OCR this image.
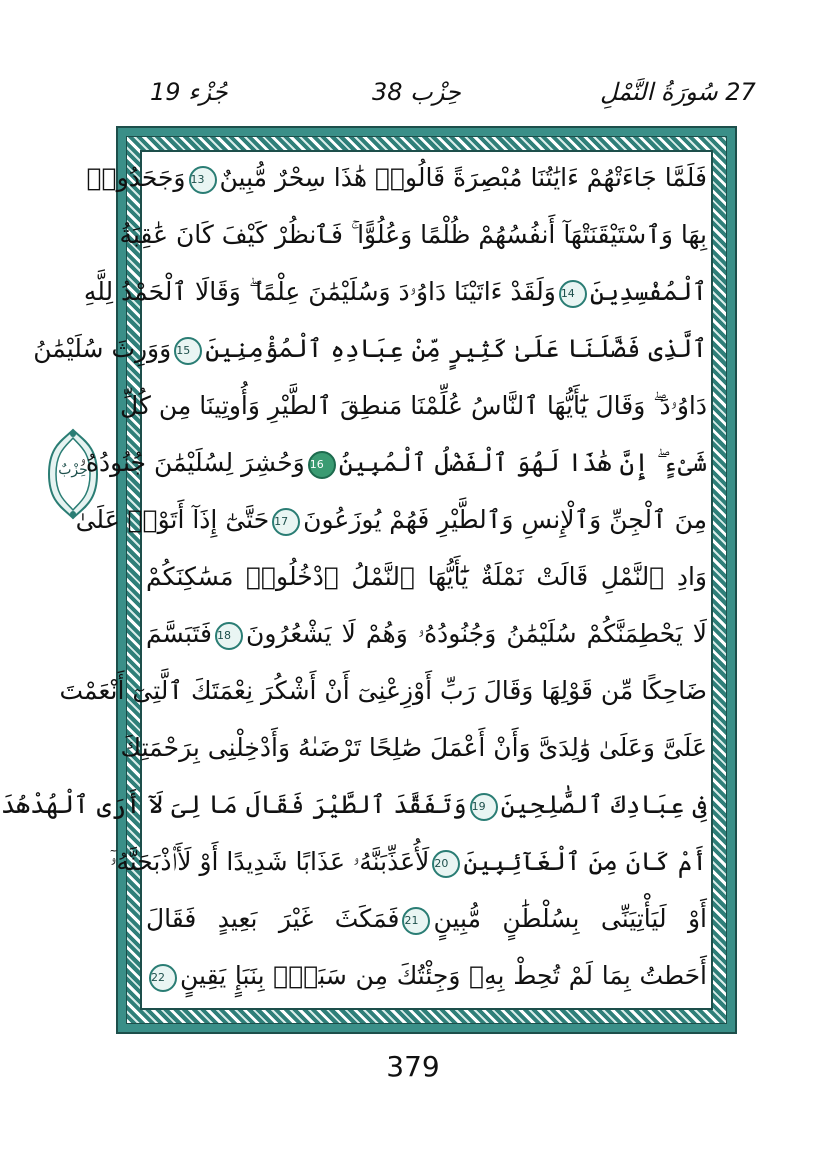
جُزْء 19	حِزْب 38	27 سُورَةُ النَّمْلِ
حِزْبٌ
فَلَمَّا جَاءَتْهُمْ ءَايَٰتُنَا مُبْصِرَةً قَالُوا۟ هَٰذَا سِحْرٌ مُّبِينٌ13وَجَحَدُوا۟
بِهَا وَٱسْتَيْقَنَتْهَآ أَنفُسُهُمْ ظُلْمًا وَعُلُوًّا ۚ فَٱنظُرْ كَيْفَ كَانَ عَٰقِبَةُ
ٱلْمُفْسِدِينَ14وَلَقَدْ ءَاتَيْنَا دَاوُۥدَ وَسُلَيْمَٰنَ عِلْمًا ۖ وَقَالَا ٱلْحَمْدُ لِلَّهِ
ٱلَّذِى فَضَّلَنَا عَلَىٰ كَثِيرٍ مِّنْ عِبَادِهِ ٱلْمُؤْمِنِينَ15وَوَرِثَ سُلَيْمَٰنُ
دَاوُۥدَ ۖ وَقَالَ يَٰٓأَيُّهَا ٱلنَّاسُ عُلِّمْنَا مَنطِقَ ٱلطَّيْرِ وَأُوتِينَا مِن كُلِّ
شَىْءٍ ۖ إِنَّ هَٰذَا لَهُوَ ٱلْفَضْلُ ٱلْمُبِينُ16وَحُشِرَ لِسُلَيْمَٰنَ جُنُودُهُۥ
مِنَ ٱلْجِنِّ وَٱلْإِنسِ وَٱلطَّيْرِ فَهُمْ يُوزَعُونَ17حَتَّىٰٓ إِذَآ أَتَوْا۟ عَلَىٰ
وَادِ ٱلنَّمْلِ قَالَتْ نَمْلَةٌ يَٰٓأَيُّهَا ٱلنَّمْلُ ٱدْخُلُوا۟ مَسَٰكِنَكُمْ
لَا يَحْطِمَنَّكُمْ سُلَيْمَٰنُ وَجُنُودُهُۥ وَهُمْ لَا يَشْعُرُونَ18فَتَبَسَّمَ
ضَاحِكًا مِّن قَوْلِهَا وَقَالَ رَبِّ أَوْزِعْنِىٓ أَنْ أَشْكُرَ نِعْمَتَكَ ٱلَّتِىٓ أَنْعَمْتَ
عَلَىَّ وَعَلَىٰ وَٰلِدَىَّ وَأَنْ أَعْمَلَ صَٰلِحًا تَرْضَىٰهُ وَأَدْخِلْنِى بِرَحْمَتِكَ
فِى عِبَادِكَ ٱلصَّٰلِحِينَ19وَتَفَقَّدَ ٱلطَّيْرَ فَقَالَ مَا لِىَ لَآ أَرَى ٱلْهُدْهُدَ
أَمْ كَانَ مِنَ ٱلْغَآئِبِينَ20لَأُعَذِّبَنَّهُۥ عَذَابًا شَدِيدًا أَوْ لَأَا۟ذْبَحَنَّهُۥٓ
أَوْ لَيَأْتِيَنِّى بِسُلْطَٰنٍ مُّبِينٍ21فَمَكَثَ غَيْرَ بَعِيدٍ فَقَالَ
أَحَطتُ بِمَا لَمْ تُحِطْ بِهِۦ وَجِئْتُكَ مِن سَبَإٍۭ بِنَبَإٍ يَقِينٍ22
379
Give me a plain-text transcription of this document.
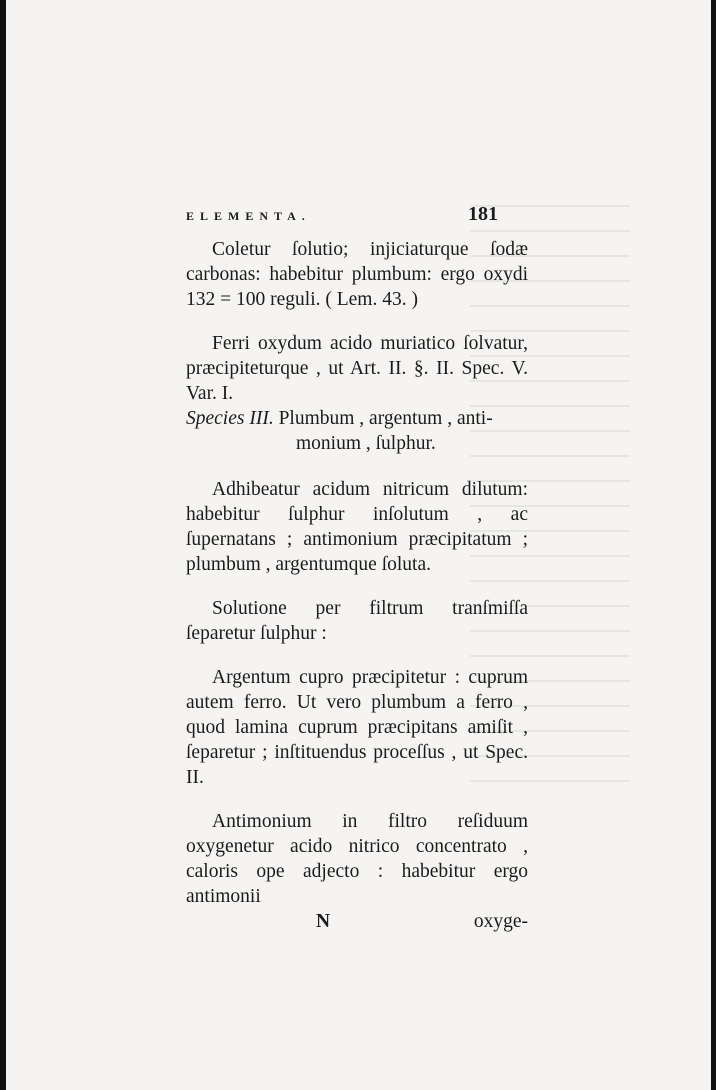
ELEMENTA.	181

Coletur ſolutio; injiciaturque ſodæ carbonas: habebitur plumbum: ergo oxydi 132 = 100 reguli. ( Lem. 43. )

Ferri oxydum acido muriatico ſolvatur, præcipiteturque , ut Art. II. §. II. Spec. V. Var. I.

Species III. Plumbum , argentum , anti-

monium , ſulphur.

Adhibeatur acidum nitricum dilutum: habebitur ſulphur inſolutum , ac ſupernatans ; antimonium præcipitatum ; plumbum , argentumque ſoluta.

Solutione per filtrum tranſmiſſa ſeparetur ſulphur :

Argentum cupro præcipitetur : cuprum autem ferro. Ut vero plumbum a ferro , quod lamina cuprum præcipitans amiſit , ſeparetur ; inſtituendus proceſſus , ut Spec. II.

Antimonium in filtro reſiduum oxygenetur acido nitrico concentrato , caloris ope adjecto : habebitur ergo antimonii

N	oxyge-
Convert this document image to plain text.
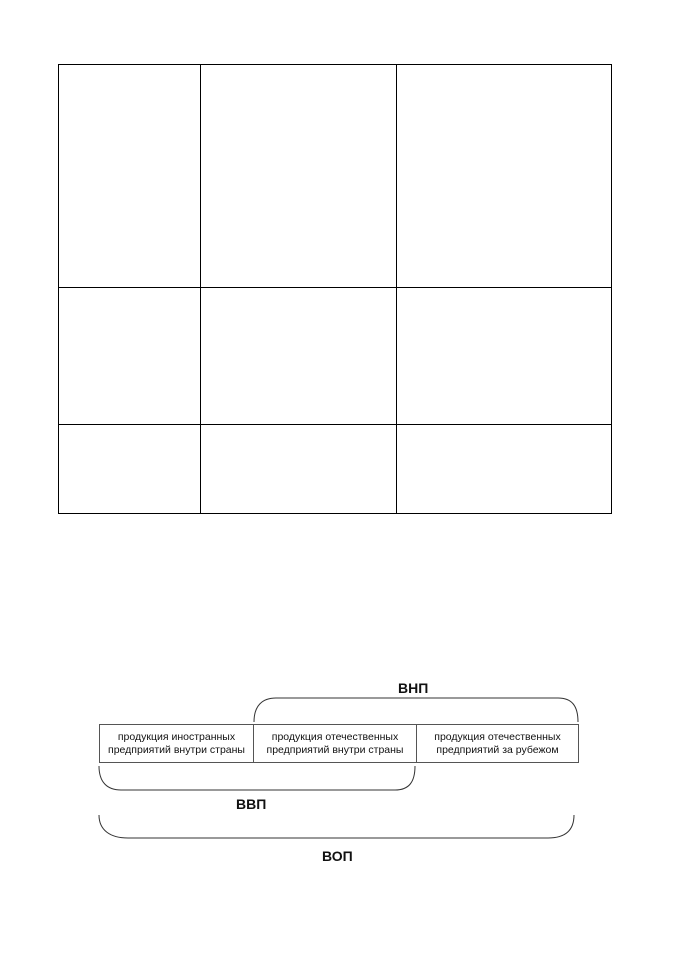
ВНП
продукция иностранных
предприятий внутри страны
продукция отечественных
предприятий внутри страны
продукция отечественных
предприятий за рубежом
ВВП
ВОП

→ **Requirement**
From the data, collect all lines where the string "document" appears.

→ **Exercise response**
Give me a plain-text transcription of this document.
Convert this document image to plain text.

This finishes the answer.